Pictures stay out; everything else in the records below is copied exactly.

** begin STORED RECORDS **

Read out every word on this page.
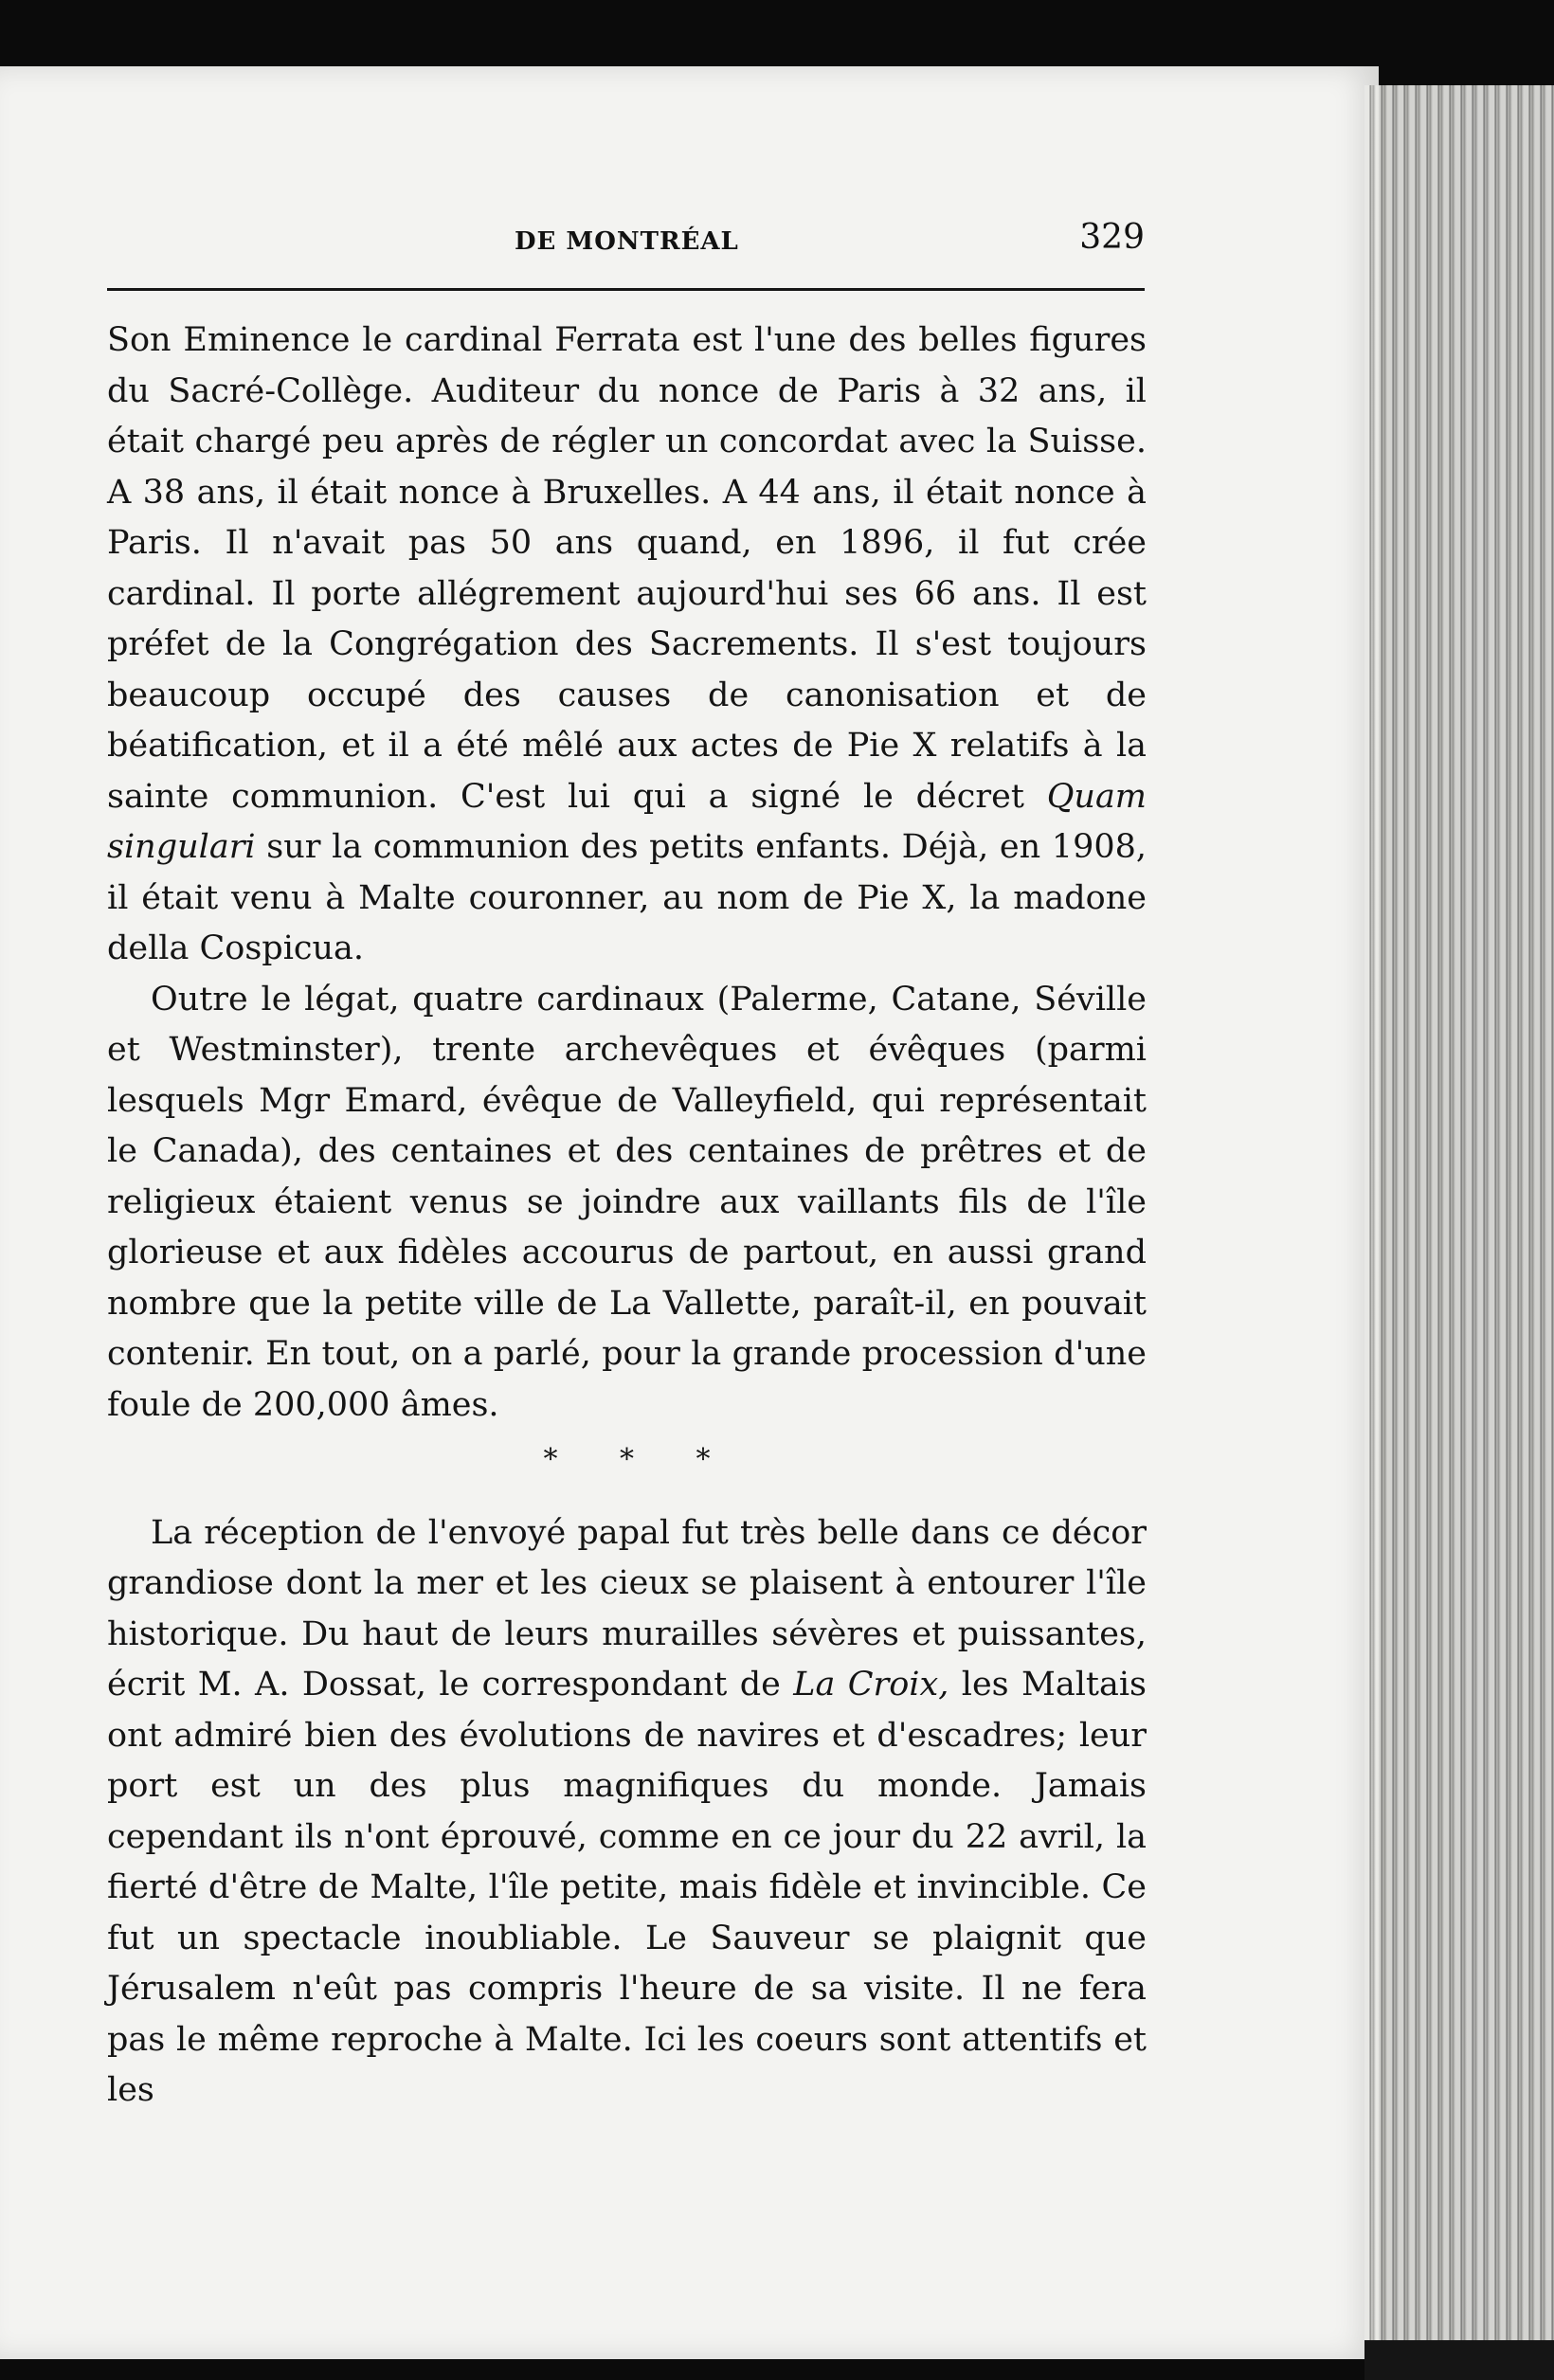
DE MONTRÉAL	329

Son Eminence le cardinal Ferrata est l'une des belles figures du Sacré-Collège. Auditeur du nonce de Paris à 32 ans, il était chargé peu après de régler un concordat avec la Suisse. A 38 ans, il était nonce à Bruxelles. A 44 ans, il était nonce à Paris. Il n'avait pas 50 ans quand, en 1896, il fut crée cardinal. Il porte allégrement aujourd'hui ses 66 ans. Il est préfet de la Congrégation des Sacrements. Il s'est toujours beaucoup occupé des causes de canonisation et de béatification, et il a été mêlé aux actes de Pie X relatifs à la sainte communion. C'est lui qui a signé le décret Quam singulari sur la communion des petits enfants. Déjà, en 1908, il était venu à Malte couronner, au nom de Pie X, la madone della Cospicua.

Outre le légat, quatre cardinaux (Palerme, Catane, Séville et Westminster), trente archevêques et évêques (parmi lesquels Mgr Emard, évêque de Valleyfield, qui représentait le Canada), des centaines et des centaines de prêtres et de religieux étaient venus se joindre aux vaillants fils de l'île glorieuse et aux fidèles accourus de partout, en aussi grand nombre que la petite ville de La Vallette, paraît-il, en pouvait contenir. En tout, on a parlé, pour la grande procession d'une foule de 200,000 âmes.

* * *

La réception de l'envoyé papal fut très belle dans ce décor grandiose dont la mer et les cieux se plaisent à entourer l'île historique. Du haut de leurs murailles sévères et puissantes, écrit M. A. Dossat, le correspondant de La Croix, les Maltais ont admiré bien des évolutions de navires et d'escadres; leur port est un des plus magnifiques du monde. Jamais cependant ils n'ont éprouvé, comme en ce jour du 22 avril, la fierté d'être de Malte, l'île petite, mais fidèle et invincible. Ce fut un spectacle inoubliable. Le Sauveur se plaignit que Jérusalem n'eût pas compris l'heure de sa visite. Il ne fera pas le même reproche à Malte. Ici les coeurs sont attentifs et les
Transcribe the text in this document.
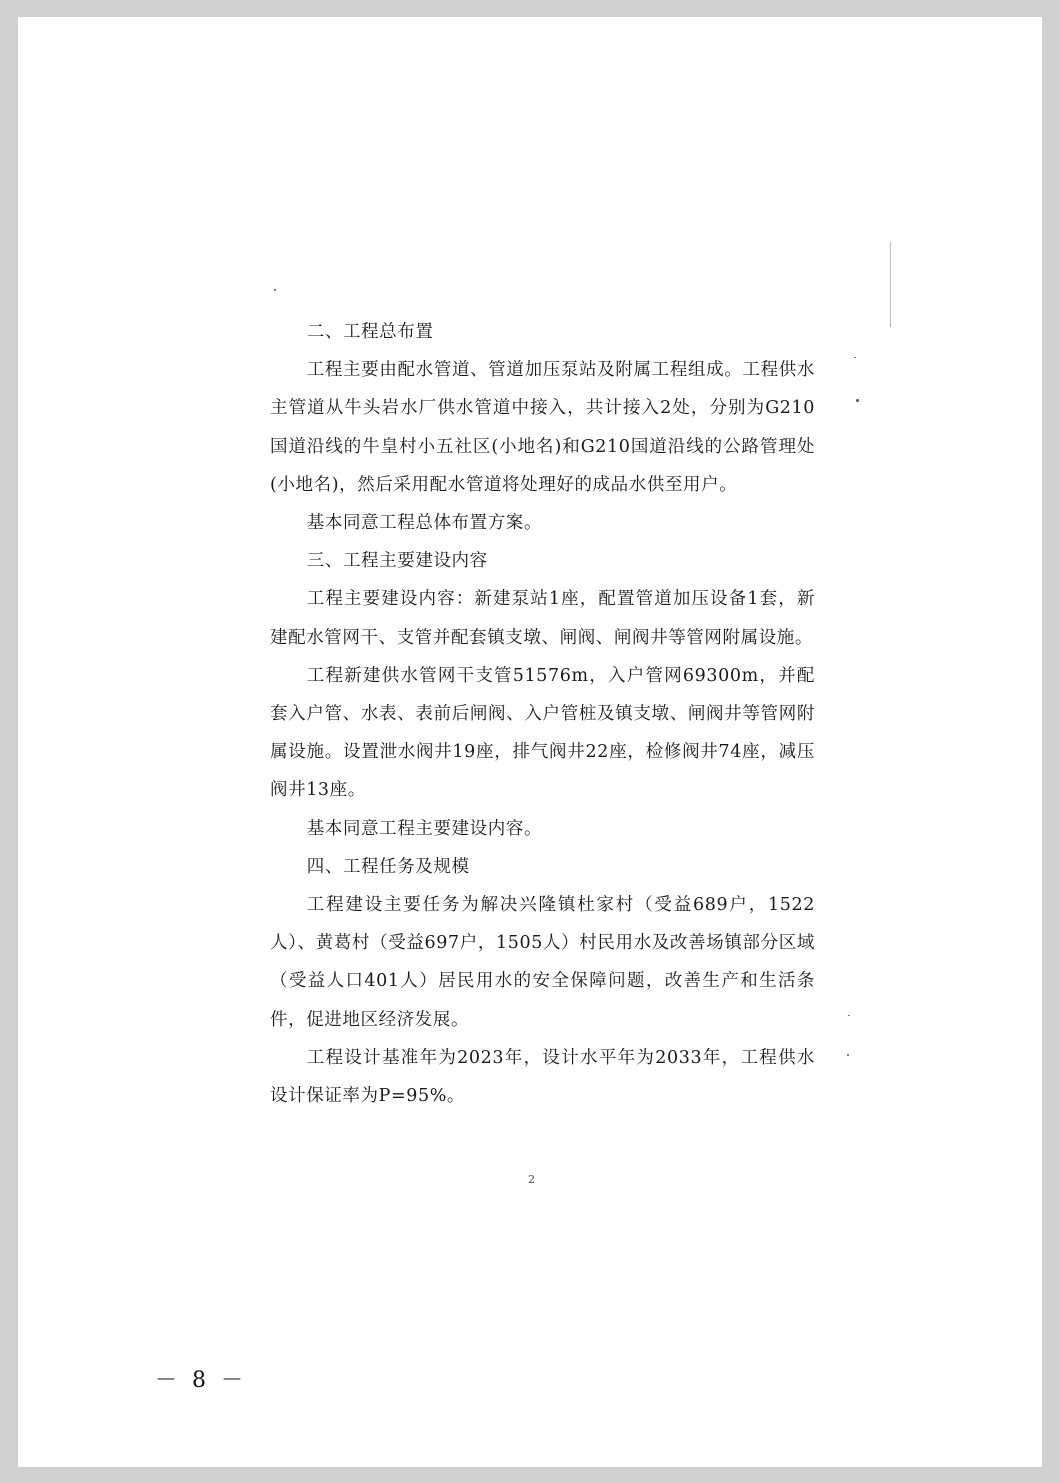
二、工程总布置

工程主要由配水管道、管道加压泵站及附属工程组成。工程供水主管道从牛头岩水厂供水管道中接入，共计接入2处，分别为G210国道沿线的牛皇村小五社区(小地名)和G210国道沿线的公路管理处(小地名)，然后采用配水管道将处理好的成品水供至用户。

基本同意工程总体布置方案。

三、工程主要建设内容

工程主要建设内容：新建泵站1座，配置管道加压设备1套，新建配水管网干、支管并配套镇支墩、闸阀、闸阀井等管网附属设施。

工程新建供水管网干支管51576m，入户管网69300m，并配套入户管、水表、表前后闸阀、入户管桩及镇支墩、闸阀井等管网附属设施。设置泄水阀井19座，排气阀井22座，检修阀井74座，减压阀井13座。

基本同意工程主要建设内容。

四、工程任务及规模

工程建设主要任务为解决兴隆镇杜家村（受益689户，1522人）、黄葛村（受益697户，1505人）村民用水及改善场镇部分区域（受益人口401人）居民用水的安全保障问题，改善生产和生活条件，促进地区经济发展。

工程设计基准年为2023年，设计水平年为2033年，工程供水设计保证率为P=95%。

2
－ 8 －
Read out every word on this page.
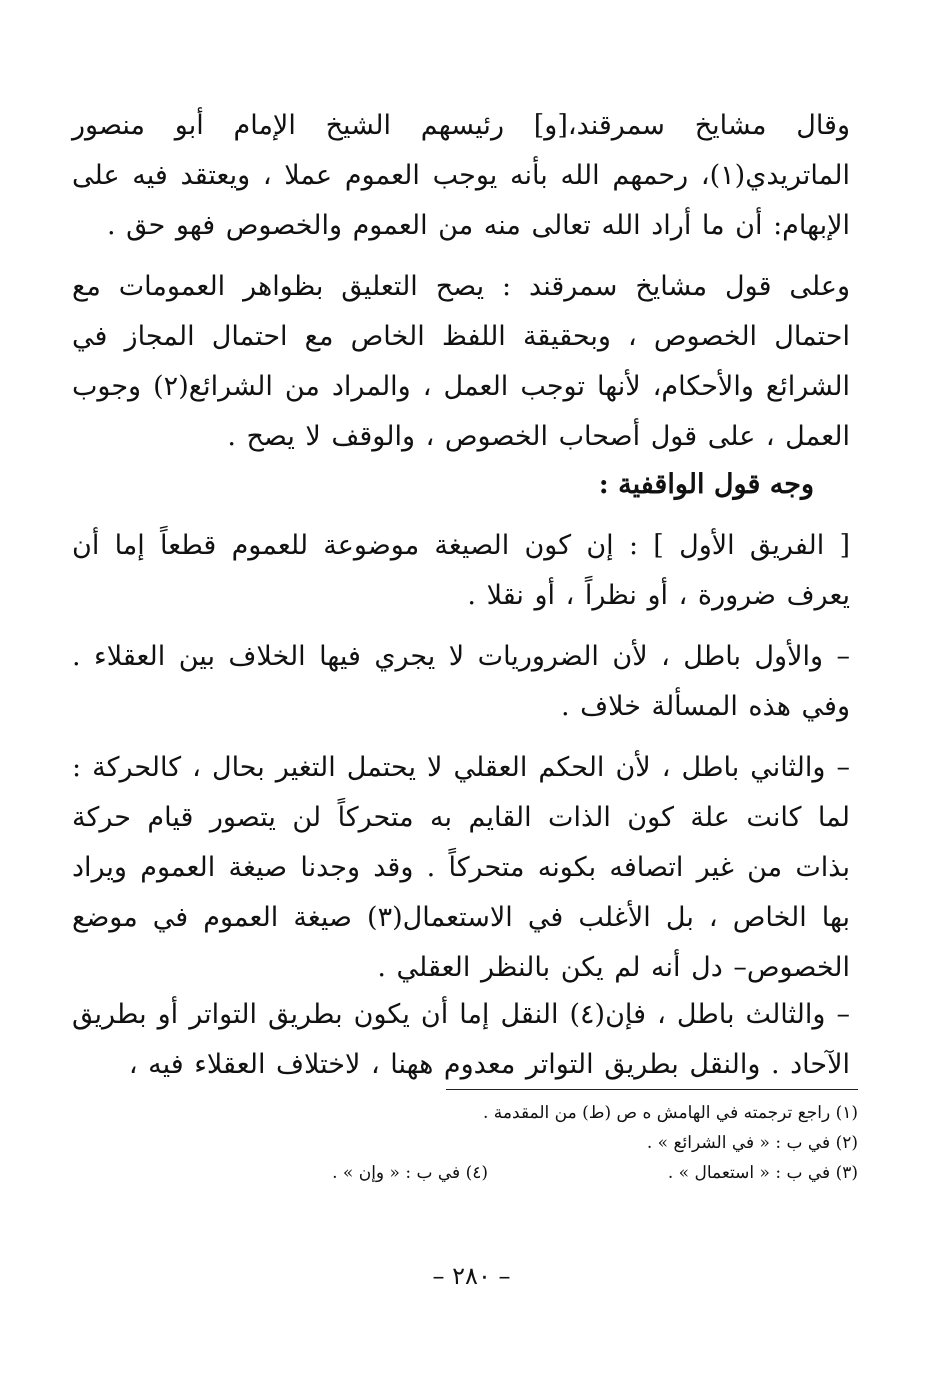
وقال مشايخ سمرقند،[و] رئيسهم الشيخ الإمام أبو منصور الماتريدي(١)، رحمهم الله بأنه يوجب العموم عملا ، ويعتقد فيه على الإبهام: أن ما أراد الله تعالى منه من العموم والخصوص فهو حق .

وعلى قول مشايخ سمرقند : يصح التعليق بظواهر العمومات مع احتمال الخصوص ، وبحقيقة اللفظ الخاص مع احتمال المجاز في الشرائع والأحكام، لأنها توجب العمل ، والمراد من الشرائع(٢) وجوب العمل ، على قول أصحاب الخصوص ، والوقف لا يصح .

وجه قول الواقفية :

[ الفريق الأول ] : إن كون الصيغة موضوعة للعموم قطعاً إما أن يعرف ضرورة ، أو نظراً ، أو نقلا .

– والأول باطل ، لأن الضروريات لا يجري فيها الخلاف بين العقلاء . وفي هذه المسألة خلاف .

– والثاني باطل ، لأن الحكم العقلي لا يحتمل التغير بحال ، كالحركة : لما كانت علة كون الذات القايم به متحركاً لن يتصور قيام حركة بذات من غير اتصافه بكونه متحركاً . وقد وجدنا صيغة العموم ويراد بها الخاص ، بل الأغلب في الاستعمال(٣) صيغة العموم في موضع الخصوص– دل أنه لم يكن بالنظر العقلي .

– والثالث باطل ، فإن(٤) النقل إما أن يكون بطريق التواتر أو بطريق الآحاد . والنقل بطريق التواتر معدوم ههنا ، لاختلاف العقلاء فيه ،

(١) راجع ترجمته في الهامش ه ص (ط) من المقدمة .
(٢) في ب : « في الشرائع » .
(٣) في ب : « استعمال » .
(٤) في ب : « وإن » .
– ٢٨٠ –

** end STORED RECORDS **

RESULT FOR THIS TASK
Read out every word on this page.
DE MONTRÉAL	329

Son Eminence le cardinal Ferrata est l'une des belles figures du Sacré-Collège. Auditeur du nonce de Paris à 32 ans, il était chargé peu après de régler un concordat avec la Suisse. A 38 ans, il était nonce à Bruxelles. A 44 ans, il était nonce à Paris. Il n'avait pas 50 ans quand, en 1896, il fut crée cardinal. Il porte allégrement aujourd'hui ses 66 ans. Il est préfet de la Congrégation des Sacrements. Il s'est toujours beaucoup occupé des causes de canonisation et de béatification, et il a été mêlé aux actes de Pie X relatifs à la sainte communion. C'est lui qui a signé le décret Quam singulari sur la communion des petits enfants. Déjà, en 1908, il était venu à Malte couronner, au nom de Pie X, la madone della Cospicua.

Outre le légat, quatre cardinaux (Palerme, Catane, Séville et Westminster), trente archevêques et évêques (parmi lesquels Mgr Emard, évêque de Valleyfield, qui représentait le Canada), des centaines et des centaines de prêtres et de religieux étaient venus se joindre aux vaillants fils de l'île glorieuse et aux fidèles accourus de partout, en aussi grand nombre que la petite ville de La Vallette, paraît-il, en pouvait contenir. En tout, on a parlé, pour la grande procession d'une foule de 200,000 âmes.

* * *

La réception de l'envoyé papal fut très belle dans ce décor grandiose dont la mer et les cieux se plaisent à entourer l'île historique. Du haut de leurs murailles sévères et puissantes, écrit M. A. Dossat, le correspondant de La Croix, les Maltais ont admiré bien des évolutions de navires et d'escadres; leur port est un des plus magnifiques du monde. Jamais cependant ils n'ont éprouvé, comme en ce jour du 22 avril, la fierté d'être de Malte, l'île petite, mais fidèle et invincible. Ce fut un spectacle inoubliable. Le Sauveur se plaignit que Jérusalem n'eût pas compris l'heure de sa visite. Il ne fera pas le même reproche à Malte. Ici les coeurs sont attentifs et les
Transcribe the text in this document.
二、工程总布置

工程主要由配水管道、管道加压泵站及附属工程组成。工程供水主管道从牛头岩水厂供水管道中接入，共计接入2处，分别为G210国道沿线的牛皇村小五社区(小地名)和G210国道沿线的公路管理处(小地名)，然后采用配水管道将处理好的成品水供至用户。

基本同意工程总体布置方案。

三、工程主要建设内容

工程主要建设内容：新建泵站1座，配置管道加压设备1套，新建配水管网干、支管并配套镇支墩、闸阀、闸阀井等管网附属设施。

工程新建供水管网干支管51576m，入户管网69300m，并配套入户管、水表、表前后闸阀、入户管桩及镇支墩、闸阀井等管网附属设施。设置泄水阀井19座，排气阀井22座，检修阀井74座，减压阀井13座。

基本同意工程主要建设内容。

四、工程任务及规模

工程建设主要任务为解决兴隆镇杜家村（受益689户，1522人）、黄葛村（受益697户，1505人）村民用水及改善场镇部分区域（受益人口401人）居民用水的安全保障问题，改善生产和生活条件，促进地区经济发展。

工程设计基准年为2023年，设计水平年为2033年，工程供水设计保证率为P=95%。

2
－ 8 －
Read out every word on this page.
وقال مشايخ سمرقند،[و] رئيسهم الشيخ الإمام أبو منصور الماتريدي(١)، رحمهم الله بأنه يوجب العموم عملا ، ويعتقد فيه على الإبهام: أن ما أراد الله تعالى منه من العموم والخصوص فهو حق .

وعلى قول مشايخ سمرقند : يصح التعليق بظواهر العمومات مع احتمال الخصوص ، وبحقيقة اللفظ الخاص مع احتمال المجاز في الشرائع والأحكام، لأنها توجب العمل ، والمراد من الشرائع(٢) وجوب العمل ، على قول أصحاب الخصوص ، والوقف لا يصح .

وجه قول الواقفية :

[ الفريق الأول ] : إن كون الصيغة موضوعة للعموم قطعاً إما أن يعرف ضرورة ، أو نظراً ، أو نقلا .

– والأول باطل ، لأن الضروريات لا يجري فيها الخلاف بين العقلاء . وفي هذه المسألة خلاف .

– والثاني باطل ، لأن الحكم العقلي لا يحتمل التغير بحال ، كالحركة : لما كانت علة كون الذات القايم به متحركاً لن يتصور قيام حركة بذات من غير اتصافه بكونه متحركاً . وقد وجدنا صيغة العموم ويراد بها الخاص ، بل الأغلب في الاستعمال(٣) صيغة العموم في موضع الخصوص– دل أنه لم يكن بالنظر العقلي .

– والثالث باطل ، فإن(٤) النقل إما أن يكون بطريق التواتر أو بطريق الآحاد . والنقل بطريق التواتر معدوم ههنا ، لاختلاف العقلاء فيه ،

(١) راجع ترجمته في الهامش ه ص (ط) من المقدمة .
(٢) في ب : « في الشرائع » .
(٣) في ب : « استعمال » .
(٤) في ب : « وإن » .
– ٢٨٠ –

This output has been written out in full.